__What is required__: Lines containing the word "汉威科技" are to be counted; state their number and nothing further.

━━━━━━━━━━━━━━━━━━━━━━━━━━━━━━

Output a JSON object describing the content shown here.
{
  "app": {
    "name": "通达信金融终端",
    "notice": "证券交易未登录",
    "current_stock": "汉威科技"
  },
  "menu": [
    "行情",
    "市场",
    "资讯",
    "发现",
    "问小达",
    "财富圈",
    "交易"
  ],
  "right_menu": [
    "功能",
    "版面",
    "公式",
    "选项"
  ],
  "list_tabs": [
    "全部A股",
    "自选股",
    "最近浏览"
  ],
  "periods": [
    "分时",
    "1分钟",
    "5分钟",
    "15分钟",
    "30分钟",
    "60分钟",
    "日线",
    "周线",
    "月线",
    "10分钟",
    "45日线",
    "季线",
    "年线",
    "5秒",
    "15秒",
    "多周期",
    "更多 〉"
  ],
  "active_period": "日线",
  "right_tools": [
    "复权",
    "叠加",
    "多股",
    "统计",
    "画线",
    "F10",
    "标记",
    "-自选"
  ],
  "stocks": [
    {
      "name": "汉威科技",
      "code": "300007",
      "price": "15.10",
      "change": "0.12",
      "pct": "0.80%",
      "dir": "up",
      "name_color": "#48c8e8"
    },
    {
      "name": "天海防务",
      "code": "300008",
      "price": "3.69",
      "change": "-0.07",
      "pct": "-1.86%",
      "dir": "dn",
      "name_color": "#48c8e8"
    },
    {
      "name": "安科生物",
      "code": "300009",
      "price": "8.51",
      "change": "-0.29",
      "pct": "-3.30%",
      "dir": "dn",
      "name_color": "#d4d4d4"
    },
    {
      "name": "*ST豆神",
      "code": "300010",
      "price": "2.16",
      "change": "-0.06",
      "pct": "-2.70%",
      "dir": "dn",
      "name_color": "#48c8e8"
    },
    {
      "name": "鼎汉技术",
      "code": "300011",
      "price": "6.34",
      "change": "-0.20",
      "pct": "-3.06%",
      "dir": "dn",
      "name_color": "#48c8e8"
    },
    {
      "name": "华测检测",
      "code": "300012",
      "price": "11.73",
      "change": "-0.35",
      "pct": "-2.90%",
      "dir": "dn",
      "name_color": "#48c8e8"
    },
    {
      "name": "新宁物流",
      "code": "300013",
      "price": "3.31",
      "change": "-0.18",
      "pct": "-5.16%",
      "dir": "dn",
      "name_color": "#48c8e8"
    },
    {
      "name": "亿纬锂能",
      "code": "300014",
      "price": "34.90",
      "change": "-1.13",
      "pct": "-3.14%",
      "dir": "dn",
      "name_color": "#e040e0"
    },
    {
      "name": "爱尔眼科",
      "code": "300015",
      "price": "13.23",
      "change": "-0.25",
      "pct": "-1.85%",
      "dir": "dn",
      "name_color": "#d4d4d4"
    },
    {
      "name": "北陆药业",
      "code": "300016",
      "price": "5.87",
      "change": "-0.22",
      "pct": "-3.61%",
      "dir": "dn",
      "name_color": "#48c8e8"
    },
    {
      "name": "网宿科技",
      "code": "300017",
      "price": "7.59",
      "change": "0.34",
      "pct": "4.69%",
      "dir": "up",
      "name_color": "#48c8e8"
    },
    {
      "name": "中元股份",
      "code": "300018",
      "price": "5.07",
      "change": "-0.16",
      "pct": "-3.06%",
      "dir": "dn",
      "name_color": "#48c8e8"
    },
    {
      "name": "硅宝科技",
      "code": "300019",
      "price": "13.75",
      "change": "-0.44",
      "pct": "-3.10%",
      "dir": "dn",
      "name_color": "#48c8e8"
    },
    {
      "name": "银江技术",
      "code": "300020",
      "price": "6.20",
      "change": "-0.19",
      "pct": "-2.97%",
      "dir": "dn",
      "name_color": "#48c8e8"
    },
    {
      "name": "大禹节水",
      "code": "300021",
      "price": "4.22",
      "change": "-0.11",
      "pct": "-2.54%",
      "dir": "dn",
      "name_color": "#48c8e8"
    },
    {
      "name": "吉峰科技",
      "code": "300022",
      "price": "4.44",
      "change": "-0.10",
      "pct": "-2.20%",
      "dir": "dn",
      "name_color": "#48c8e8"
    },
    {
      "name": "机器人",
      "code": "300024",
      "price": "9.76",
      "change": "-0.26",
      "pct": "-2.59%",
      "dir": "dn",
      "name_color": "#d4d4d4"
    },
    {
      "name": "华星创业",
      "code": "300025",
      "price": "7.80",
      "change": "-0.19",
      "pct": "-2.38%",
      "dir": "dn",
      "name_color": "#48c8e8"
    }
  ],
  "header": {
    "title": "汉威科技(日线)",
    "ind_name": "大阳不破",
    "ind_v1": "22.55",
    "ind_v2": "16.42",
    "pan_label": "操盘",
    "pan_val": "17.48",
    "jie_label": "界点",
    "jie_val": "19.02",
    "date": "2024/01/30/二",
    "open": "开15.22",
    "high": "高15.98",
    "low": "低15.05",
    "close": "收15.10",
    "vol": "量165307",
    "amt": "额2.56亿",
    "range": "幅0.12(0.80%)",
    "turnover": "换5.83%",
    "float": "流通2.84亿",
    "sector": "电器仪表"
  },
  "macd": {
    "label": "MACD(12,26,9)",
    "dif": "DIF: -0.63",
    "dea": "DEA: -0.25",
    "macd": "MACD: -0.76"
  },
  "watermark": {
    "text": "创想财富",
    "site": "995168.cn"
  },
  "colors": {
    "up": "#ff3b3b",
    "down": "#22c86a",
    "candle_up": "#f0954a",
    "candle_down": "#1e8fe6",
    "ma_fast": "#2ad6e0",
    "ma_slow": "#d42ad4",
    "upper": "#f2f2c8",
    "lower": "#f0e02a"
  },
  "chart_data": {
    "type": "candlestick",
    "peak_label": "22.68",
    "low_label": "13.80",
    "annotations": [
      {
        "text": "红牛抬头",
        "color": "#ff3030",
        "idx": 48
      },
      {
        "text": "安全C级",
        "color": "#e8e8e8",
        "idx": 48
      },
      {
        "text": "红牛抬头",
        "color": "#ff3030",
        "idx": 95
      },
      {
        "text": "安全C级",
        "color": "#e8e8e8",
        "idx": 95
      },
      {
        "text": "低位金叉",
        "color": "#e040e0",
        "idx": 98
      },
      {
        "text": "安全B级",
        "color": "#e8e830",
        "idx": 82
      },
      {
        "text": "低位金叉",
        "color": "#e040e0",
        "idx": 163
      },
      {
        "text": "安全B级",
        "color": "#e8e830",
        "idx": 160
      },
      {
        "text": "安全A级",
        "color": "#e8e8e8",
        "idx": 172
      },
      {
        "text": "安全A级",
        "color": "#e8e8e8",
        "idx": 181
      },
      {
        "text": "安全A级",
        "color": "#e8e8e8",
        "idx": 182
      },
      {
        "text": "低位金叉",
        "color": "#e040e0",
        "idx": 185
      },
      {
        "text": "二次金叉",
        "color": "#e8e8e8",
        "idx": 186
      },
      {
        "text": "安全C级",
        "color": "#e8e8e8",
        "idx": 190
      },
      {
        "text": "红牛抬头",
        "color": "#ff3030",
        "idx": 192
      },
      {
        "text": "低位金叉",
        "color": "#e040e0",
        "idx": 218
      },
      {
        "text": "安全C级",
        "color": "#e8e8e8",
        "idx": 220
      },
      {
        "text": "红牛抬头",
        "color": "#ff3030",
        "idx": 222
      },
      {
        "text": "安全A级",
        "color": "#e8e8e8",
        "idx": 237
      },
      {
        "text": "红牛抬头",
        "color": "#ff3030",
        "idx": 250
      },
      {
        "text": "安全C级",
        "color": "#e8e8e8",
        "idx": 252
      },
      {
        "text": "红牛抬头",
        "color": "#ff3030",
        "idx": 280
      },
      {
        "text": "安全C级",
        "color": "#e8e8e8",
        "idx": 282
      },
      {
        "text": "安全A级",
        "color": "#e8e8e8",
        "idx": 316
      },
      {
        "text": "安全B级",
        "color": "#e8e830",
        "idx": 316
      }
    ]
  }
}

━━━━━━━━━━━━━━━━━━━━━━━━━━━━━━

__Task result__: 3